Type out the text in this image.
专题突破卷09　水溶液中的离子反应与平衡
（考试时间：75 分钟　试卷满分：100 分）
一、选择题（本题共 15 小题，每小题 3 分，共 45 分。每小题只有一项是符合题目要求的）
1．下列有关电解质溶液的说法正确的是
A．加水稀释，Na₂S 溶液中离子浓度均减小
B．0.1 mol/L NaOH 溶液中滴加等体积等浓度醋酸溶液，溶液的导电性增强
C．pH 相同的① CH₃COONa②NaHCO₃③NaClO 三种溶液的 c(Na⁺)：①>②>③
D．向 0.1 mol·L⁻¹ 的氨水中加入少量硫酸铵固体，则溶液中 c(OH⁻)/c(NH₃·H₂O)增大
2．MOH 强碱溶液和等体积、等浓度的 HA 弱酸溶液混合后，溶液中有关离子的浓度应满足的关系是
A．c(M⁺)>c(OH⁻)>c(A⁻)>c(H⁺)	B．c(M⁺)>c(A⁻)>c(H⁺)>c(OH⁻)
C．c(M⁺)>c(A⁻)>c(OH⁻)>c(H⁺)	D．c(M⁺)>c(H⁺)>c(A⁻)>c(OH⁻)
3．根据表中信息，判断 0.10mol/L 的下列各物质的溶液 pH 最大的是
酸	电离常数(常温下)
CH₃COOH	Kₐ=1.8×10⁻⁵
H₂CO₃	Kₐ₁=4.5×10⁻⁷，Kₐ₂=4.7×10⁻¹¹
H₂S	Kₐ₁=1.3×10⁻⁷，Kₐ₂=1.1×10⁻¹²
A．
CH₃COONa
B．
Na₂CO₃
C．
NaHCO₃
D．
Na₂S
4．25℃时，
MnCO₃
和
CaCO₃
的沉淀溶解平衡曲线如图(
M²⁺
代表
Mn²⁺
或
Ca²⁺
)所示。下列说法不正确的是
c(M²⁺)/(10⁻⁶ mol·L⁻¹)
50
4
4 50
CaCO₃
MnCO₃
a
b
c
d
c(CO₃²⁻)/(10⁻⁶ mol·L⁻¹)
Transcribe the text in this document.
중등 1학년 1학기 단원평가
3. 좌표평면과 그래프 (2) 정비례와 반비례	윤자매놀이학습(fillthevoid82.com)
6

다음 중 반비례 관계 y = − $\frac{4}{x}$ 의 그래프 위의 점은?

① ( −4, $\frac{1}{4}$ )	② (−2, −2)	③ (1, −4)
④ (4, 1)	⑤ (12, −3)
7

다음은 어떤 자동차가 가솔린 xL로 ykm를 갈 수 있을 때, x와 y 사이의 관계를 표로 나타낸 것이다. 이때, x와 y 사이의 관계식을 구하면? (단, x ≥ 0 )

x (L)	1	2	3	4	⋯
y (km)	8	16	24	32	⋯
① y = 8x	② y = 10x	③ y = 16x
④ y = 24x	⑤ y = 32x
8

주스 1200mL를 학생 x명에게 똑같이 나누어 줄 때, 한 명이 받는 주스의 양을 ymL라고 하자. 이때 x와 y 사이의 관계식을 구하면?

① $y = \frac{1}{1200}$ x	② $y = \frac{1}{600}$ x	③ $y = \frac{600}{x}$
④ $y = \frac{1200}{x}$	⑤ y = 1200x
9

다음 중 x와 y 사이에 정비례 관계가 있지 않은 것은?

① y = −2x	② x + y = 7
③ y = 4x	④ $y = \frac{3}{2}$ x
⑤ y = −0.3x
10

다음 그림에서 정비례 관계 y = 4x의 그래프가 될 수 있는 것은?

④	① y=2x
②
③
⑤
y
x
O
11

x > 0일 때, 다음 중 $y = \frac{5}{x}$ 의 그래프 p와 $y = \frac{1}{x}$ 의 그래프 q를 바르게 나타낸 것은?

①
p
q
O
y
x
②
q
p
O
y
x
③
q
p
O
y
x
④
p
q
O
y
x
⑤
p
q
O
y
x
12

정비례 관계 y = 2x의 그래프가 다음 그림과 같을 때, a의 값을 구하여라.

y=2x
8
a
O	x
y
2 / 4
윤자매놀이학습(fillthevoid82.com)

■ What is asked
Write out only what runs from the line holding "Transcribe the text in this document." through the last line of the records, exactly as shown.

■ Exercise output
Transcribe the text in this document.
중등 1학년 1학기 단원평가
3. 좌표평면과 그래프 (2) 정비례와 반비례	윤자매놀이학습(fillthevoid82.com)
6

다음 중 반비례 관계 y = − $\frac{4}{x}$ 의 그래프 위의 점은?

① ( −4, $\frac{1}{4}$ )	② (−2, −2)	③ (1, −4)
④ (4, 1)	⑤ (12, −3)
7

다음은 어떤 자동차가 가솔린 xL로 ykm를 갈 수 있을 때, x와 y 사이의 관계를 표로 나타낸 것이다. 이때, x와 y 사이의 관계식을 구하면? (단, x ≥ 0 )

x (L)	1	2	3	4	⋯
y (km)	8	16	24	32	⋯
① y = 8x	② y = 10x	③ y = 16x
④ y = 24x	⑤ y = 32x
8

주스 1200mL를 학생 x명에게 똑같이 나누어 줄 때, 한 명이 받는 주스의 양을 ymL라고 하자. 이때 x와 y 사이의 관계식을 구하면?

① $y = \frac{1}{1200}$ x	② $y = \frac{1}{600}$ x	③ $y = \frac{600}{x}$
④ $y = \frac{1200}{x}$	⑤ y = 1200x
9

다음 중 x와 y 사이에 정비례 관계가 있지 않은 것은?

① y = −2x	② x + y = 7
③ y = 4x	④ $y = \frac{3}{2}$ x
⑤ y = −0.3x
10

다음 그림에서 정비례 관계 y = 4x의 그래프가 될 수 있는 것은?

④	① y=2x
②
③
⑤
y
x
O
11

x > 0일 때, 다음 중 $y = \frac{5}{x}$ 의 그래프 p와 $y = \frac{1}{x}$ 의 그래프 q를 바르게 나타낸 것은?

①
p
q
O
y
x
②
q
p
O
y
x
③
q
p
O
y
x
④
p
q
O
y
x
⑤
p
q
O
y
x
12

정비례 관계 y = 2x의 그래프가 다음 그림과 같을 때, a의 값을 구하여라.

y=2x
8
a
O	x
y
2 / 4
윤자매놀이학습(fillthevoid82.com)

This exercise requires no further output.